Raw records

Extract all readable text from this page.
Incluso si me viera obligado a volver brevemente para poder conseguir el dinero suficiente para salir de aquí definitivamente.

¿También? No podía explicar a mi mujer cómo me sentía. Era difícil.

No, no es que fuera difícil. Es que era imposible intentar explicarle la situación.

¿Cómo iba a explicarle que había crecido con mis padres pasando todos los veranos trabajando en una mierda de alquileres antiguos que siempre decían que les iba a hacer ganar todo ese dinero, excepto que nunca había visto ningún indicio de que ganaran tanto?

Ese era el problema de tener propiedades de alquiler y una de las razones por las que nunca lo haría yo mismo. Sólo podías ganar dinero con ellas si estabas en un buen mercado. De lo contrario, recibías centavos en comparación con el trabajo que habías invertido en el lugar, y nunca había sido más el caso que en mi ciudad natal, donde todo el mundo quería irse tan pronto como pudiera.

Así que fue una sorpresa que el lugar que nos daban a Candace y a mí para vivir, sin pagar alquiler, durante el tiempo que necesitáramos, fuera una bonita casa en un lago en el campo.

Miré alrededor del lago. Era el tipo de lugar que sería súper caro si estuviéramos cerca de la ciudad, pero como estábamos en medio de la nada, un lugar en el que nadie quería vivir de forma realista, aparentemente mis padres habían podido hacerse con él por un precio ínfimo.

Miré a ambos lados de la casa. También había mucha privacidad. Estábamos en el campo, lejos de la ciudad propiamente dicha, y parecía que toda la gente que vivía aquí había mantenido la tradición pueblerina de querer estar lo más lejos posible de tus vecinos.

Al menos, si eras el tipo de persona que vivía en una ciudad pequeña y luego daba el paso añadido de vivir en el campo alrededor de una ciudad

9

# [Problem]
Write out the entries in full, exactly as given.

# [Answer for this exercise]
Extract all readable text from this page.
Incluso si me viera obligado a volver brevemente para poder conseguir el dinero suficiente para salir de aquí definitivamente.

¿También? No podía explicar a mi mujer cómo me sentía. Era difícil.

No, no es que fuera difícil. Es que era imposible intentar explicarle la situación.

¿Cómo iba a explicarle que había crecido con mis padres pasando todos los veranos trabajando en una mierda de alquileres antiguos que siempre decían que les iba a hacer ganar todo ese dinero, excepto que nunca había visto ningún indicio de que ganaran tanto?

Ese era el problema de tener propiedades de alquiler y una de las razones por las que nunca lo haría yo mismo. Sólo podías ganar dinero con ellas si estabas en un buen mercado. De lo contrario, recibías centavos en comparación con el trabajo que habías invertido en el lugar, y nunca había sido más el caso que en mi ciudad natal, donde todo el mundo quería irse tan pronto como pudiera.

Así que fue una sorpresa que el lugar que nos daban a Candace y a mí para vivir, sin pagar alquiler, durante el tiempo que necesitáramos, fuera una bonita casa en un lago en el campo.

Miré alrededor del lago. Era el tipo de lugar que sería súper caro si estuviéramos cerca de la ciudad, pero como estábamos en medio de la nada, un lugar en el que nadie quería vivir de forma realista, aparentemente mis padres habían podido hacerse con él por un precio ínfimo.

Miré a ambos lados de la casa. También había mucha privacidad. Estábamos en el campo, lejos de la ciudad propiamente dicha, y parecía que toda la gente que vivía aquí había mantenido la tradición pueblerina de querer estar lo más lejos posible de tus vecinos.

Al menos, si eras el tipo de persona que vivía en una ciudad pequeña y luego daba el paso añadido de vivir en el campo alrededor de una ciudad

9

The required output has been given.